Job: Make an exact copy of the listing below.

Data records:
* Start *

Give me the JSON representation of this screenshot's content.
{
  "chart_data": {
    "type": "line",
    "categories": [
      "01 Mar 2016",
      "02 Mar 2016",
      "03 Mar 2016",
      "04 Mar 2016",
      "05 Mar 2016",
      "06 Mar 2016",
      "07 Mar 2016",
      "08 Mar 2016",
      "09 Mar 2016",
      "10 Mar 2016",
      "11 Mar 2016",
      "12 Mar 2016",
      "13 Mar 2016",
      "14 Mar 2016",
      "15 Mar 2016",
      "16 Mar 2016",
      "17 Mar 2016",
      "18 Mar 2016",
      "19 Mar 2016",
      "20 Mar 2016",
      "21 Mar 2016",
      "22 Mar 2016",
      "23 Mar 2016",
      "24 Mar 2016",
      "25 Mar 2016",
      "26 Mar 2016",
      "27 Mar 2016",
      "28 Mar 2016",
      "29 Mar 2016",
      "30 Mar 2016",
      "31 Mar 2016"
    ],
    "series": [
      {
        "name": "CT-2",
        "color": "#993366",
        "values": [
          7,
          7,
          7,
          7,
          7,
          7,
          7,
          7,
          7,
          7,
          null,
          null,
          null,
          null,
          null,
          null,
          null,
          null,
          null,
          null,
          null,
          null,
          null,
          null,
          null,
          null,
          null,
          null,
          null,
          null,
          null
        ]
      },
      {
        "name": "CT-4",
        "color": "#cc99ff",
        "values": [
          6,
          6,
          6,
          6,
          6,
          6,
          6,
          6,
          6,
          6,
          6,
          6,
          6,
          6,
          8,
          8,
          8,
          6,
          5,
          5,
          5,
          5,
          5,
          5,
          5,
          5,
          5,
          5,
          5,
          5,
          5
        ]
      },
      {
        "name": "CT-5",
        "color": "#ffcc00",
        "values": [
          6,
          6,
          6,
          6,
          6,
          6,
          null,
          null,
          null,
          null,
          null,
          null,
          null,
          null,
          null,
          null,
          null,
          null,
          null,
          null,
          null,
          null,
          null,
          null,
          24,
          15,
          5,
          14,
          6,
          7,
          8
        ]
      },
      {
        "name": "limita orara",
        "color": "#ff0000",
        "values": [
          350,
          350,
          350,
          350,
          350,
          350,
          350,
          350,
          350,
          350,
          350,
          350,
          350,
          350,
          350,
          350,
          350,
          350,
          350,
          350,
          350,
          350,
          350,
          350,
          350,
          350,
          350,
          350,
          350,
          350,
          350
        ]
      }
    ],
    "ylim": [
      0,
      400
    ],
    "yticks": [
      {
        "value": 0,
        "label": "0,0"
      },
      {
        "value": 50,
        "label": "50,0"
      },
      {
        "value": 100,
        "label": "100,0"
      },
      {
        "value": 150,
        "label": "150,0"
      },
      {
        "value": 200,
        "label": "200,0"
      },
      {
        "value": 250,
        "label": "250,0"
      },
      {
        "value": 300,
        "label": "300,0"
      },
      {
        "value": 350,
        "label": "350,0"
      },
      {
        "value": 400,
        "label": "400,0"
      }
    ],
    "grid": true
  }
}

* End *

Solution for this task:
Give me the JSON representation of this screenshot's content.
{
  "chart_data": {
    "type": "line",
    "categories": [
      "01 Mar 2016",
      "02 Mar 2016",
      "03 Mar 2016",
      "04 Mar 2016",
      "05 Mar 2016",
      "06 Mar 2016",
      "07 Mar 2016",
      "08 Mar 2016",
      "09 Mar 2016",
      "10 Mar 2016",
      "11 Mar 2016",
      "12 Mar 2016",
      "13 Mar 2016",
      "14 Mar 2016",
      "15 Mar 2016",
      "16 Mar 2016",
      "17 Mar 2016",
      "18 Mar 2016",
      "19 Mar 2016",
      "20 Mar 2016",
      "21 Mar 2016",
      "22 Mar 2016",
      "23 Mar 2016",
      "24 Mar 2016",
      "25 Mar 2016",
      "26 Mar 2016",
      "27 Mar 2016",
      "28 Mar 2016",
      "29 Mar 2016",
      "30 Mar 2016",
      "31 Mar 2016"
    ],
    "series": [
      {
        "name": "CT-2",
        "color": "#993366",
        "values": [
          7,
          7,
          7,
          7,
          7,
          7,
          7,
          7,
          7,
          7,
          null,
          null,
          null,
          null,
          null,
          null,
          null,
          null,
          null,
          null,
          null,
          null,
          null,
          null,
          null,
          null,
          null,
          null,
          null,
          null,
          null
        ]
      },
      {
        "name": "CT-4",
        "color": "#cc99ff",
        "values": [
          6,
          6,
          6,
          6,
          6,
          6,
          6,
          6,
          6,
          6,
          6,
          6,
          6,
          6,
          8,
          8,
          8,
          6,
          5,
          5,
          5,
          5,
          5,
          5,
          5,
          5,
          5,
          5,
          5,
          5,
          5
        ]
      },
      {
        "name": "CT-5",
        "color": "#ffcc00",
        "values": [
          6,
          6,
          6,
          6,
          6,
          6,
          null,
          null,
          null,
          null,
          null,
          null,
          null,
          null,
          null,
          null,
          null,
          null,
          null,
          null,
          null,
          null,
          null,
          null,
          24,
          15,
          5,
          14,
          6,
          7,
          8
        ]
      },
      {
        "name": "limita orara",
        "color": "#ff0000",
        "values": [
          350,
          350,
          350,
          350,
          350,
          350,
          350,
          350,
          350,
          350,
          350,
          350,
          350,
          350,
          350,
          350,
          350,
          350,
          350,
          350,
          350,
          350,
          350,
          350,
          350,
          350,
          350,
          350,
          350,
          350,
          350
        ]
      }
    ],
    "ylim": [
      0,
      400
    ],
    "yticks": [
      {
        "value": 0,
        "label": "0,0"
      },
      {
        "value": 50,
        "label": "50,0"
      },
      {
        "value": 100,
        "label": "100,0"
      },
      {
        "value": 150,
        "label": "150,0"
      },
      {
        "value": 200,
        "label": "200,0"
      },
      {
        "value": 250,
        "label": "250,0"
      },
      {
        "value": 300,
        "label": "300,0"
      },
      {
        "value": 350,
        "label": "350,0"
      },
      {
        "value": 400,
        "label": "400,0"
      }
    ],
    "grid": true
  }
}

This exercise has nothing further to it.